| Raw data |

══════════

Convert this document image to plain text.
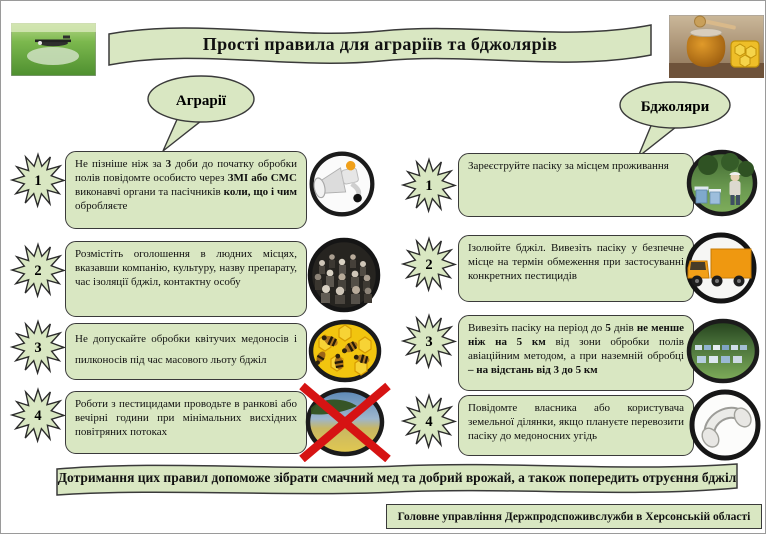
Прості правила для аграріїв та бджолярів
Аграрії	Бджоляри
1
Не пізніше ніж за 3 доби до початку обробки полів повідомте особисто через ЗМІ або СМС виконавчі органи та пасічників коли, що і чим обробляєте
2
Розмістіть оголошення в людних місцях, вказавши компанію, культуру, назву препарату, час ізоляції бджіл, контактну особу
3
Не допускайте обробки квітучих медоносів і пилконосів під час масового льоту бджіл
4
Роботи з пестицидами проводьте в ранкові або вечірні години при мінімальних висхідних повітряних потоках
1
Зареєструйте пасіку за місцем проживання
2
Ізолюйте бджіл. Вивезіть пасіку у безпечне місце на термін обмеження при застосуванні конкретних пестицидів
3
Вивезіть пасіку на період до 5 днів не менше ніж на 5 км від зони обробки полів авіаційним методом, а при наземній обробці – на відстань від 3 до 5 км
4
Повідомте власника або користувача земельної ділянки, якщо плануєте перевозити пасіку до медоносних угідь
Дотримання цих правил допоможе зібрати смачний мед та добрий врожай, а також попередить отруєння бджіл
Головне управління Держпродспоживслужби в Херсонській області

══════════

| Directions |
Omit every picture, and otherwise quote the entries exactly.

| Written solution |
Convert this document image to plain text.
Прості правила для аграріїв та бджолярів
Аграрії	Бджоляри
1
Не пізніше ніж за 3 доби до початку обробки полів повідомте особисто через ЗМІ або СМС виконавчі органи та пасічників коли, що і чим обробляєте
2
Розмістіть оголошення в людних місцях, вказавши компанію, культуру, назву препарату, час ізоляції бджіл, контактну особу
3
Не допускайте обробки квітучих медоносів і пилконосів під час масового льоту бджіл
4
Роботи з пестицидами проводьте в ранкові або вечірні години при мінімальних висхідних повітряних потоках
1
Зареєструйте пасіку за місцем проживання
2
Ізолюйте бджіл. Вивезіть пасіку у безпечне місце на термін обмеження при застосуванні конкретних пестицидів
3
Вивезіть пасіку на період до 5 днів не менше ніж на 5 км від зони обробки полів авіаційним методом, а при наземній обробці – на відстань від 3 до 5 км
4
Повідомте власника або користувача земельної ділянки, якщо плануєте перевозити пасіку до медоносних угідь
Дотримання цих правил допоможе зібрати смачний мед та добрий врожай, а також попередить отруєння бджіл
Головне управління Держпродспоживслужби в Херсонській області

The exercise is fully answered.